> **Instructions for the task**: Copy out the listing that follows, exactly, without its pictures.

> **Data entries**:
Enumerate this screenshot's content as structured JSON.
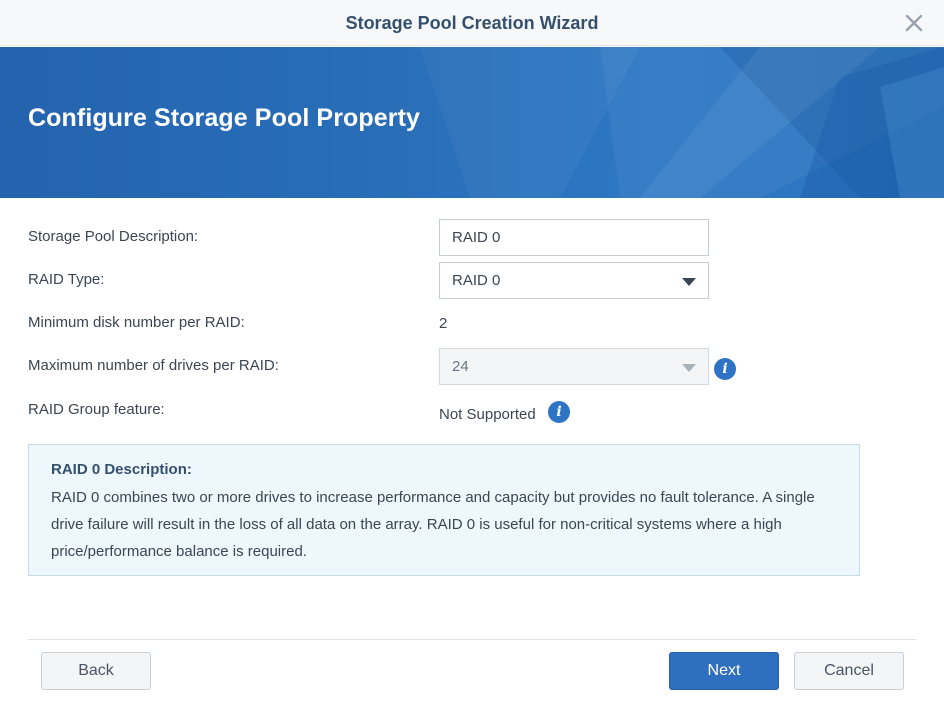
{
  "window": {
    "title": "Storage Pool Creation Wizard"
  },
  "banner": {
    "heading": "Configure Storage Pool Property"
  },
  "form": {
    "description": {
      "label": "Storage Pool Description:",
      "value": "RAID 0"
    },
    "raid_type": {
      "label": "RAID Type:",
      "selected": "RAID 0"
    },
    "min_disk": {
      "label": "Minimum disk number per RAID:",
      "value": "2"
    },
    "max_drives": {
      "label": "Maximum number of drives per RAID:",
      "selected": "24"
    },
    "raid_group": {
      "label": "RAID Group feature:",
      "value": "Not Supported"
    }
  },
  "info_box": {
    "title": "RAID 0 Description:",
    "text": "RAID 0 combines two or more drives to increase performance and capacity but provides no fault tolerance. A single drive failure will result in the loss of all data on the array. RAID 0 is useful for non-critical systems where a high price/performance balance is required."
  },
  "buttons": {
    "back": "Back",
    "next": "Next",
    "cancel": "Cancel"
  },
  "icons": {
    "close": "close-icon",
    "info": "info-icon",
    "dropdown": "chevron-down-icon"
  },
  "colors": {
    "banner": "#2a6fb9",
    "primary_button": "#2f6fbf",
    "info_icon": "#2e73c4",
    "info_box_bg": "#eef7fc"
  }
}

> **Exercise answer**:
Enumerate this screenshot's content as structured JSON.
{
  "window": {
    "title": "Storage Pool Creation Wizard"
  },
  "banner": {
    "heading": "Configure Storage Pool Property"
  },
  "form": {
    "description": {
      "label": "Storage Pool Description:",
      "value": "RAID 0"
    },
    "raid_type": {
      "label": "RAID Type:",
      "selected": "RAID 0"
    },
    "min_disk": {
      "label": "Minimum disk number per RAID:",
      "value": "2"
    },
    "max_drives": {
      "label": "Maximum number of drives per RAID:",
      "selected": "24"
    },
    "raid_group": {
      "label": "RAID Group feature:",
      "value": "Not Supported"
    }
  },
  "info_box": {
    "title": "RAID 0 Description:",
    "text": "RAID 0 combines two or more drives to increase performance and capacity but provides no fault tolerance. A single drive failure will result in the loss of all data on the array. RAID 0 is useful for non-critical systems where a high price/performance balance is required."
  },
  "buttons": {
    "back": "Back",
    "next": "Next",
    "cancel": "Cancel"
  },
  "icons": {
    "close": "close-icon",
    "info": "info-icon",
    "dropdown": "chevron-down-icon"
  },
  "colors": {
    "banner": "#2a6fb9",
    "primary_button": "#2f6fbf",
    "info_icon": "#2e73c4",
    "info_box_bg": "#eef7fc"
  }
}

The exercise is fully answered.